* What you will do *
Select from the data all lines with the word "JSON".

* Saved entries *

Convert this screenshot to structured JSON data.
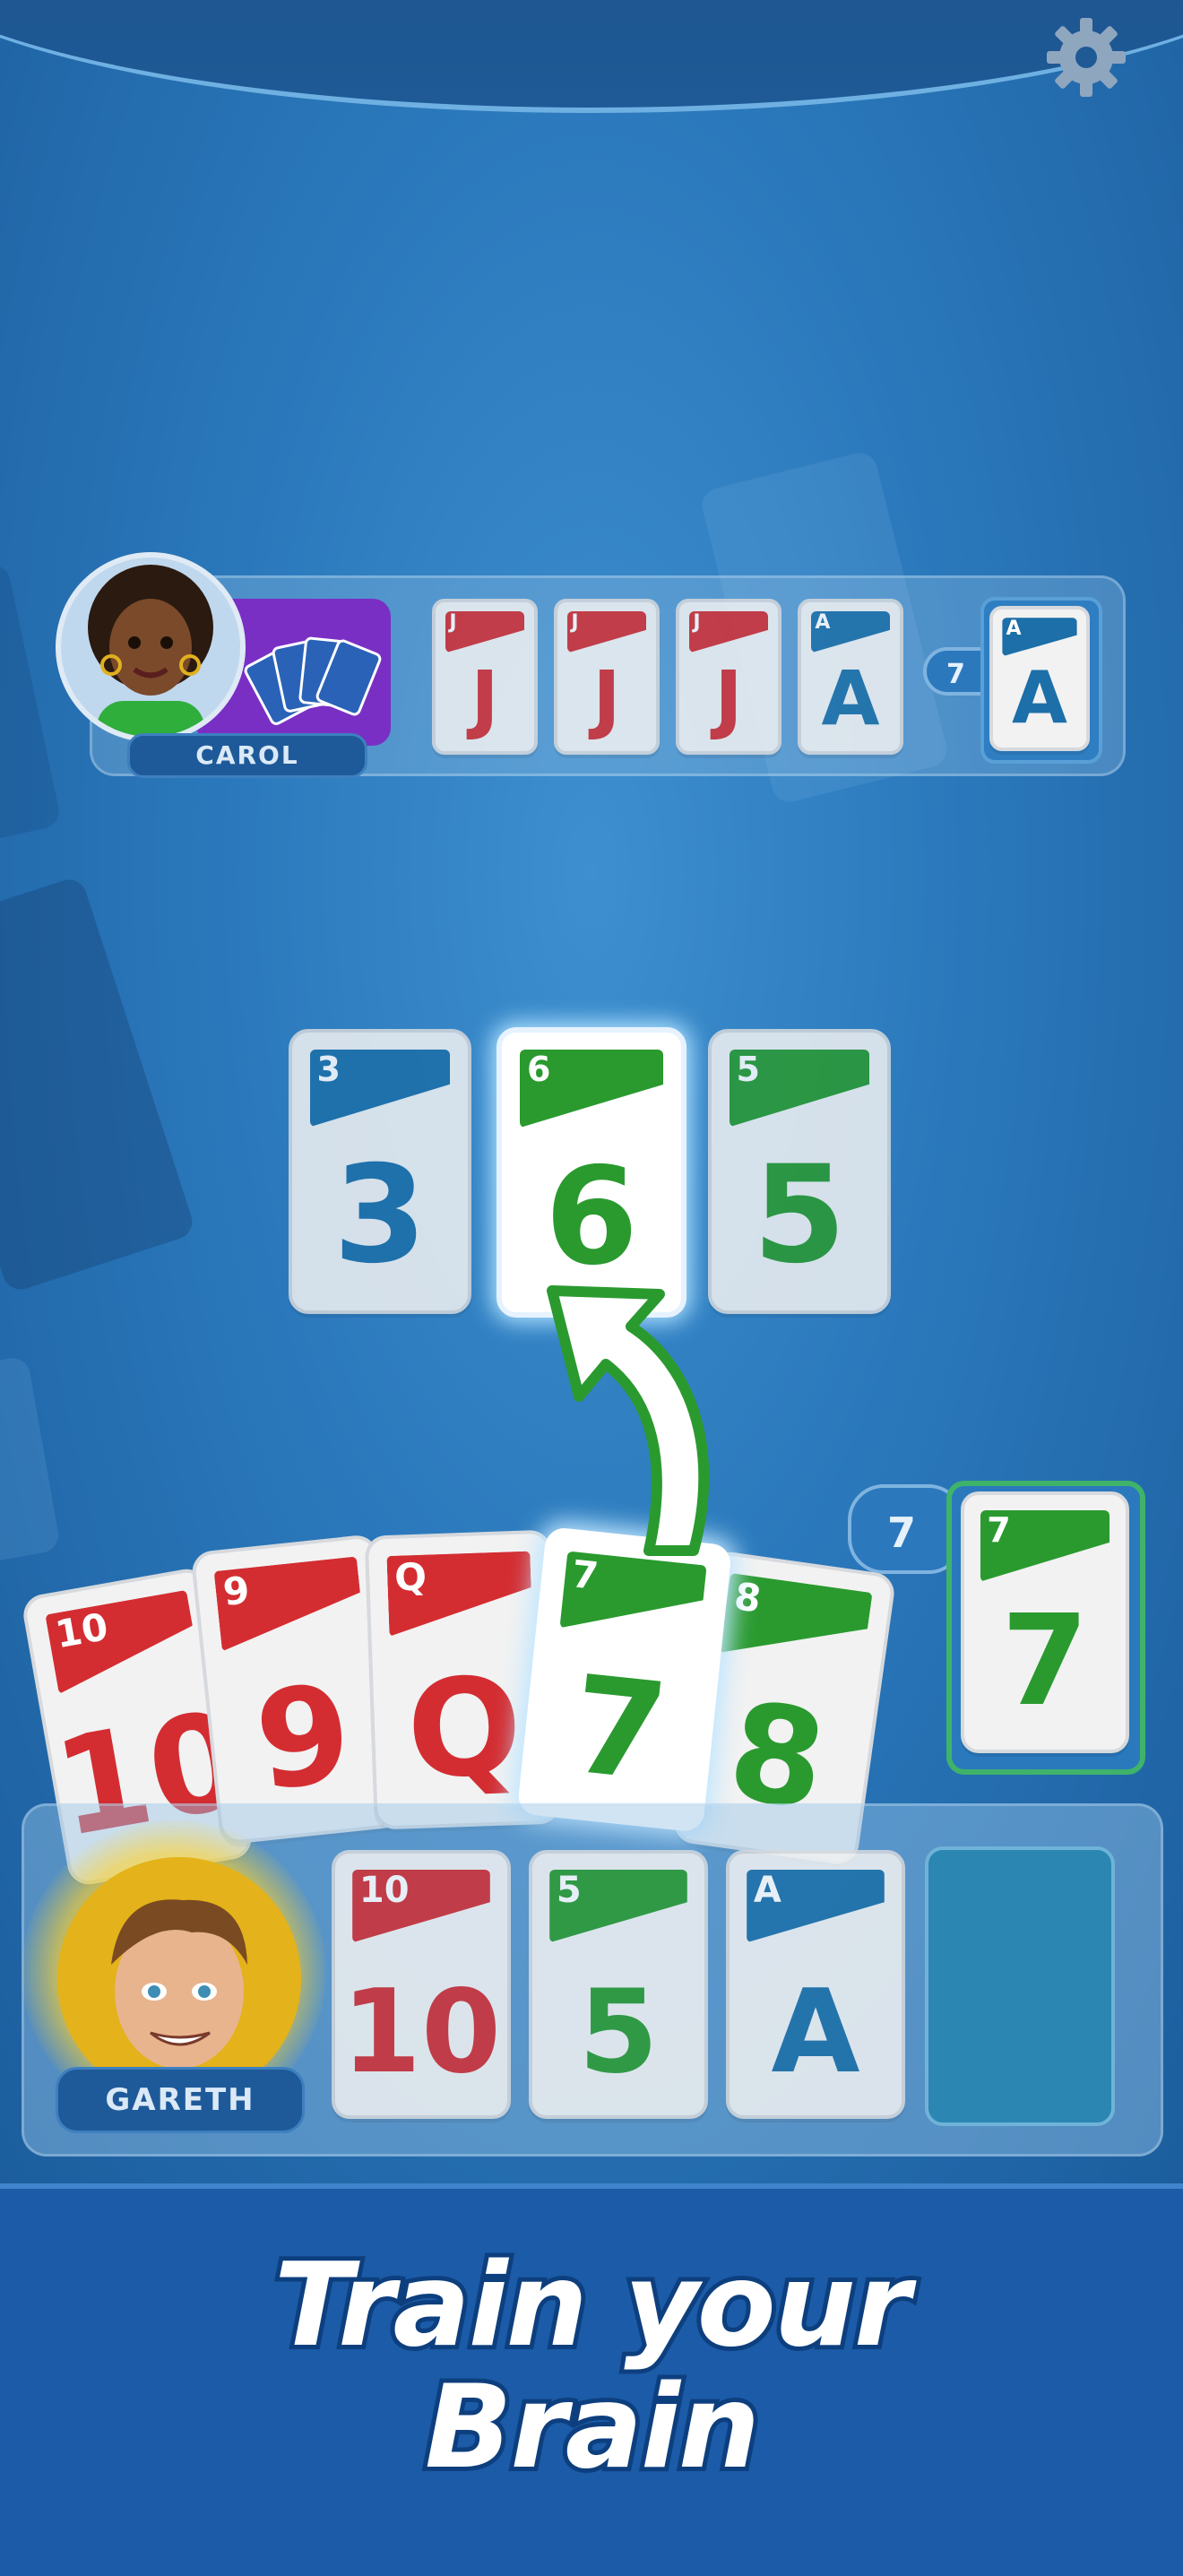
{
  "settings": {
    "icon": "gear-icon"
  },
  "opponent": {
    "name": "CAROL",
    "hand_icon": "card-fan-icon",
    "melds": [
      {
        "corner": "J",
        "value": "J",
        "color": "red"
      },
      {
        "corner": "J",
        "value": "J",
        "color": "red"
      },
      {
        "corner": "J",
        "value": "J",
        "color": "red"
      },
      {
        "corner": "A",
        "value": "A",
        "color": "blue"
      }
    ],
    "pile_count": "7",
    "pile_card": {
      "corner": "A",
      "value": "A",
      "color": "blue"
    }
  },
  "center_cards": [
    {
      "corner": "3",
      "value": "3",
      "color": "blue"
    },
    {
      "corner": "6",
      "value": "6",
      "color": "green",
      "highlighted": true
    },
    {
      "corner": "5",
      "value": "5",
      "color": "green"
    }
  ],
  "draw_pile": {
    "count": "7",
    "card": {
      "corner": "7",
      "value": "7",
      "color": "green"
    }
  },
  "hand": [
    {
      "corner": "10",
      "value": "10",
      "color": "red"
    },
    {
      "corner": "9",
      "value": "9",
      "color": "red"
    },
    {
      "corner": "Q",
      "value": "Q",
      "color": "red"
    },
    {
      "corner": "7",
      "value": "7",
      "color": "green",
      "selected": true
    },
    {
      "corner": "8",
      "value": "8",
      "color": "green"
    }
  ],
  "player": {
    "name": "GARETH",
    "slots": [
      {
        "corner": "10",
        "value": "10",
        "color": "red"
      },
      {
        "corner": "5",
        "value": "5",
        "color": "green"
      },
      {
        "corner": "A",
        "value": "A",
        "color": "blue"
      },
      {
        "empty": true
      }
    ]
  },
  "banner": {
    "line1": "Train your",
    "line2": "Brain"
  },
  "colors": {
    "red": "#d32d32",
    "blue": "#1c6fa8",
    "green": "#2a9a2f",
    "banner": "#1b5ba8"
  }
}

==

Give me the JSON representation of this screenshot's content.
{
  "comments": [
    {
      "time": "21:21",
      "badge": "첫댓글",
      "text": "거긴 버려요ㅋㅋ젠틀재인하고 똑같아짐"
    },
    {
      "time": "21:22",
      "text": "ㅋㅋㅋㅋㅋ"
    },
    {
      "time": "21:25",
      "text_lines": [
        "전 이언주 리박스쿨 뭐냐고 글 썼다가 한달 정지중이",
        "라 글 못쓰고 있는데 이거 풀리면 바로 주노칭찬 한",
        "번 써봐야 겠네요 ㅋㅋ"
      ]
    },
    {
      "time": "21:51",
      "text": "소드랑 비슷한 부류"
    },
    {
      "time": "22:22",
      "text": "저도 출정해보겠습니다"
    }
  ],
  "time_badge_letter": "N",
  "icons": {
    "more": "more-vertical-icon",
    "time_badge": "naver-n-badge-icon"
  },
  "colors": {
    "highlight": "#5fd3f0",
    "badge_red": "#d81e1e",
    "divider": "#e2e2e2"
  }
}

* Expected answer *
Convert this screenshot to structured JSON data.
Give me the JSON representation of this screenshot's content.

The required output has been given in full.